Retype the data below without altering anything.

Extracted data entries:
○ ○ ○ ○ ○
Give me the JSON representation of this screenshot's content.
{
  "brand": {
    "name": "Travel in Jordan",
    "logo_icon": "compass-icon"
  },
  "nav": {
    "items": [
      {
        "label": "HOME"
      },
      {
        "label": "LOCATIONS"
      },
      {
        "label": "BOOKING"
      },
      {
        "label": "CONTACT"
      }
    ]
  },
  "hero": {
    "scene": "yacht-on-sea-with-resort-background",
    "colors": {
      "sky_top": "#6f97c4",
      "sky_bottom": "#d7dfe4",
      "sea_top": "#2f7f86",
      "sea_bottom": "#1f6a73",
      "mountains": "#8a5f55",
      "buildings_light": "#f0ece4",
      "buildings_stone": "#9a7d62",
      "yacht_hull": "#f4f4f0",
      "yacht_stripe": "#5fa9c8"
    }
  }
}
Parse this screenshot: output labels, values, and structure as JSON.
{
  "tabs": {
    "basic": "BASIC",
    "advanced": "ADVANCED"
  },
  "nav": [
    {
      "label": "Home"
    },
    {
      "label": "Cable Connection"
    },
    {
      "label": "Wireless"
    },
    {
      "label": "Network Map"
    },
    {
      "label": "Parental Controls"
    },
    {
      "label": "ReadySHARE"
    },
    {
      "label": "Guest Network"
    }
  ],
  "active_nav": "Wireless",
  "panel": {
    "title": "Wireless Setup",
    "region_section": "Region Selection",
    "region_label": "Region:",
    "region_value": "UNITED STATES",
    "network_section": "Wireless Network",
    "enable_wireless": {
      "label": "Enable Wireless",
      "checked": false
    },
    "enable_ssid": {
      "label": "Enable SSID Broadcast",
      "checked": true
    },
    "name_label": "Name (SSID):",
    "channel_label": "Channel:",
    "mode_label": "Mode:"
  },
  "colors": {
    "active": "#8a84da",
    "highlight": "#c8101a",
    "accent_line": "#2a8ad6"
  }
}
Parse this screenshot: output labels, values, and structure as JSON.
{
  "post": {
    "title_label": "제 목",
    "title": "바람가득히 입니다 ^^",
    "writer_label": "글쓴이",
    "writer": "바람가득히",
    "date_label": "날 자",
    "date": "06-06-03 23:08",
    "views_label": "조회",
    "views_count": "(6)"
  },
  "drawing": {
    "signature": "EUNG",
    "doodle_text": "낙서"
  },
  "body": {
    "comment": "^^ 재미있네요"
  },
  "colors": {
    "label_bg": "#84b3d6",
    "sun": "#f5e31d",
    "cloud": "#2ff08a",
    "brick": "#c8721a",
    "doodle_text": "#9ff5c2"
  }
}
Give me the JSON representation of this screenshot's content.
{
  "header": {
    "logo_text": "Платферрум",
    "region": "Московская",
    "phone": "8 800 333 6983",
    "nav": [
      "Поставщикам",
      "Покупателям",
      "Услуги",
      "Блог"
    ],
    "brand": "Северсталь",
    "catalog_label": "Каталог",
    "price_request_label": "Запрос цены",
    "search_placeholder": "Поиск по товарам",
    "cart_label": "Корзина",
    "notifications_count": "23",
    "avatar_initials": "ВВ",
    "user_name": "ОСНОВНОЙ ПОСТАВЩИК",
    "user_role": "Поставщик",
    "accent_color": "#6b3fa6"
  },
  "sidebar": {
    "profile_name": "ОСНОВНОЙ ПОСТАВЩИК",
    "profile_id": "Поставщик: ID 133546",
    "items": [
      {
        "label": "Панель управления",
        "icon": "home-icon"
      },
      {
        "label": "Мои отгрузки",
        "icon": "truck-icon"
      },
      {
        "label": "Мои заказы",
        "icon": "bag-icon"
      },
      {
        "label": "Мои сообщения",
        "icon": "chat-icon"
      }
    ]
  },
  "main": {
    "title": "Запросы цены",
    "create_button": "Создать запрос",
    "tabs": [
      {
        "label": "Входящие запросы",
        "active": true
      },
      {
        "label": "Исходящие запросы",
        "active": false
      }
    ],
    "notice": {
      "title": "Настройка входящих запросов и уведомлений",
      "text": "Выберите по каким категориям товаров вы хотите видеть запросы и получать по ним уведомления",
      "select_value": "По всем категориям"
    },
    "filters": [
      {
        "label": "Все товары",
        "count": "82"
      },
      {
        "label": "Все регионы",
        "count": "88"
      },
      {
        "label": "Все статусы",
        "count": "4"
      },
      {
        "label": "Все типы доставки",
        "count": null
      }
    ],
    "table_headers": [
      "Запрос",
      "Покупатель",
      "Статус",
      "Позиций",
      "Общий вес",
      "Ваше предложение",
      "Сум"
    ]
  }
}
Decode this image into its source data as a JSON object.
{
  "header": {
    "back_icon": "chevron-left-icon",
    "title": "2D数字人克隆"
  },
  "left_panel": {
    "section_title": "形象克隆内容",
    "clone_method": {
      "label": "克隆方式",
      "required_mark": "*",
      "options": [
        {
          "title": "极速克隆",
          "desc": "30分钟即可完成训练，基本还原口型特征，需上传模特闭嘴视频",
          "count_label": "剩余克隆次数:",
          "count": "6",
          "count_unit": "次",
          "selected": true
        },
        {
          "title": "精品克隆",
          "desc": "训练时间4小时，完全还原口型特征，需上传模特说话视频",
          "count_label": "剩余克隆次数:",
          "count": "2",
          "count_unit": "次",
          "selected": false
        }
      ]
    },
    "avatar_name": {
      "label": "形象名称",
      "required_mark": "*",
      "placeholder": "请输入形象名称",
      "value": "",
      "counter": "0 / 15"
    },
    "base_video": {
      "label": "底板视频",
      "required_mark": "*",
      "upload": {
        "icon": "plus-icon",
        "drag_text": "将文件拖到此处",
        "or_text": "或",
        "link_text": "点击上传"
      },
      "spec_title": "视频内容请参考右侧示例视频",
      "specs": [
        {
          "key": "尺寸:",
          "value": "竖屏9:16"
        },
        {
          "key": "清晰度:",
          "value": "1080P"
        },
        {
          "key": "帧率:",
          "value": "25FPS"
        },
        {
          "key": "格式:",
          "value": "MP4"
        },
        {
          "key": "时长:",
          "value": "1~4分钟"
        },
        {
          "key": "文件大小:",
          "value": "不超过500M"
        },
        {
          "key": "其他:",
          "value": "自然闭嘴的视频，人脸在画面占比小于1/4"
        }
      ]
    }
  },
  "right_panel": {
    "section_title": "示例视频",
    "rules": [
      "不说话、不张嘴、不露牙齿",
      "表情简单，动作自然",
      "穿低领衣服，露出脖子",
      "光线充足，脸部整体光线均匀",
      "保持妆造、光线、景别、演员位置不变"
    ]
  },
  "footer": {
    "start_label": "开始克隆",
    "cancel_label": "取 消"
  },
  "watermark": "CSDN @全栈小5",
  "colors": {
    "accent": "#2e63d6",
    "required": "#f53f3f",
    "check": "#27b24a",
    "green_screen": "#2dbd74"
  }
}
○ ○ ○ ○ ○
--- Answer to the exercise ---
Give me the JSON representation of this screenshot's content.
{
  "brand": {
    "name": "Travel in Jordan",
    "logo_icon": "compass-icon"
  },
  "nav": {
    "items": [
      {
        "label": "HOME"
      },
      {
        "label": "LOCATIONS"
      },
      {
        "label": "BOOKING"
      },
      {
        "label": "CONTACT"
      }
    ]
  },
  "hero": {
    "scene": "yacht-on-sea-with-resort-background",
    "colors": {
      "sky_top": "#6f97c4",
      "sky_bottom": "#d7dfe4",
      "sea_top": "#2f7f86",
      "sea_bottom": "#1f6a73",
      "mountains": "#8a5f55",
      "buildings_light": "#f0ece4",
      "buildings_stone": "#9a7d62",
      "yacht_hull": "#f4f4f0",
      "yacht_stripe": "#5fa9c8"
    }
  }
}
Parse this screenshot: output labels, values, and structure as JSON.
{
  "tabs": {
    "basic": "BASIC",
    "advanced": "ADVANCED"
  },
  "nav": [
    {
      "label": "Home"
    },
    {
      "label": "Cable Connection"
    },
    {
      "label": "Wireless"
    },
    {
      "label": "Network Map"
    },
    {
      "label": "Parental Controls"
    },
    {
      "label": "ReadySHARE"
    },
    {
      "label": "Guest Network"
    }
  ],
  "active_nav": "Wireless",
  "panel": {
    "title": "Wireless Setup",
    "region_section": "Region Selection",
    "region_label": "Region:",
    "region_value": "UNITED STATES",
    "network_section": "Wireless Network",
    "enable_wireless": {
      "label": "Enable Wireless",
      "checked": false
    },
    "enable_ssid": {
      "label": "Enable SSID Broadcast",
      "checked": true
    },
    "name_label": "Name (SSID):",
    "channel_label": "Channel:",
    "mode_label": "Mode:"
  },
  "colors": {
    "active": "#8a84da",
    "highlight": "#c8101a",
    "accent_line": "#2a8ad6"
  }
}
Parse this screenshot: output labels, values, and structure as JSON.
{
  "post": {
    "title_label": "제 목",
    "title": "바람가득히 입니다 ^^",
    "writer_label": "글쓴이",
    "writer": "바람가득히",
    "date_label": "날 자",
    "date": "06-06-03 23:08",
    "views_label": "조회",
    "views_count": "(6)"
  },
  "drawing": {
    "signature": "EUNG",
    "doodle_text": "낙서"
  },
  "body": {
    "comment": "^^ 재미있네요"
  },
  "colors": {
    "label_bg": "#84b3d6",
    "sun": "#f5e31d",
    "cloud": "#2ff08a",
    "brick": "#c8721a",
    "doodle_text": "#9ff5c2"
  }
}
Give me the JSON representation of this screenshot's content.
{
  "header": {
    "logo_text": "Платферрум",
    "region": "Московская",
    "phone": "8 800 333 6983",
    "nav": [
      "Поставщикам",
      "Покупателям",
      "Услуги",
      "Блог"
    ],
    "brand": "Северсталь",
    "catalog_label": "Каталог",
    "price_request_label": "Запрос цены",
    "search_placeholder": "Поиск по товарам",
    "cart_label": "Корзина",
    "notifications_count": "23",
    "avatar_initials": "ВВ",
    "user_name": "ОСНОВНОЙ ПОСТАВЩИК",
    "user_role": "Поставщик",
    "accent_color": "#6b3fa6"
  },
  "sidebar": {
    "profile_name": "ОСНОВНОЙ ПОСТАВЩИК",
    "profile_id": "Поставщик: ID 133546",
    "items": [
      {
        "label": "Панель управления",
        "icon": "home-icon"
      },
      {
        "label": "Мои отгрузки",
        "icon": "truck-icon"
      },
      {
        "label": "Мои заказы",
        "icon": "bag-icon"
      },
      {
        "label": "Мои сообщения",
        "icon": "chat-icon"
      }
    ]
  },
  "main": {
    "title": "Запросы цены",
    "create_button": "Создать запрос",
    "tabs": [
      {
        "label": "Входящие запросы",
        "active": true
      },
      {
        "label": "Исходящие запросы",
        "active": false
      }
    ],
    "notice": {
      "title": "Настройка входящих запросов и уведомлений",
      "text": "Выберите по каким категориям товаров вы хотите видеть запросы и получать по ним уведомления",
      "select_value": "По всем категориям"
    },
    "filters": [
      {
        "label": "Все товары",
        "count": "82"
      },
      {
        "label": "Все регионы",
        "count": "88"
      },
      {
        "label": "Все статусы",
        "count": "4"
      },
      {
        "label": "Все типы доставки",
        "count": null
      }
    ],
    "table_headers": [
      "Запрос",
      "Покупатель",
      "Статус",
      "Позиций",
      "Общий вес",
      "Ваше предложение",
      "Сум"
    ]
  }
}
Decode this image into its source data as a JSON object.
{
  "header": {
    "back_icon": "chevron-left-icon",
    "title": "2D数字人克隆"
  },
  "left_panel": {
    "section_title": "形象克隆内容",
    "clone_method": {
      "label": "克隆方式",
      "required_mark": "*",
      "options": [
        {
          "title": "极速克隆",
          "desc": "30分钟即可完成训练，基本还原口型特征，需上传模特闭嘴视频",
          "count_label": "剩余克隆次数:",
          "count": "6",
          "count_unit": "次",
          "selected": true
        },
        {
          "title": "精品克隆",
          "desc": "训练时间4小时，完全还原口型特征，需上传模特说话视频",
          "count_label": "剩余克隆次数:",
          "count": "2",
          "count_unit": "次",
          "selected": false
        }
      ]
    },
    "avatar_name": {
      "label": "形象名称",
      "required_mark": "*",
      "placeholder": "请输入形象名称",
      "value": "",
      "counter": "0 / 15"
    },
    "base_video": {
      "label": "底板视频",
      "required_mark": "*",
      "upload": {
        "icon": "plus-icon",
        "drag_text": "将文件拖到此处",
        "or_text": "或",
        "link_text": "点击上传"
      },
      "spec_title": "视频内容请参考右侧示例视频",
      "specs": [
        {
          "key": "尺寸:",
          "value": "竖屏9:16"
        },
        {
          "key": "清晰度:",
          "value": "1080P"
        },
        {
          "key": "帧率:",
          "value": "25FPS"
        },
        {
          "key": "格式:",
          "value": "MP4"
        },
        {
          "key": "时长:",
          "value": "1~4分钟"
        },
        {
          "key": "文件大小:",
          "value": "不超过500M"
        },
        {
          "key": "其他:",
          "value": "自然闭嘴的视频，人脸在画面占比小于1/4"
        }
      ]
    }
  },
  "right_panel": {
    "section_title": "示例视频",
    "rules": [
      "不说话、不张嘴、不露牙齿",
      "表情简单，动作自然",
      "穿低领衣服，露出脖子",
      "光线充足，脸部整体光线均匀",
      "保持妆造、光线、景别、演员位置不变"
    ]
  },
  "footer": {
    "start_label": "开始克隆",
    "cancel_label": "取 消"
  },
  "watermark": "CSDN @全栈小5",
  "colors": {
    "accent": "#2e63d6",
    "required": "#f53f3f",
    "check": "#27b24a",
    "green_screen": "#2dbd74"
  }
}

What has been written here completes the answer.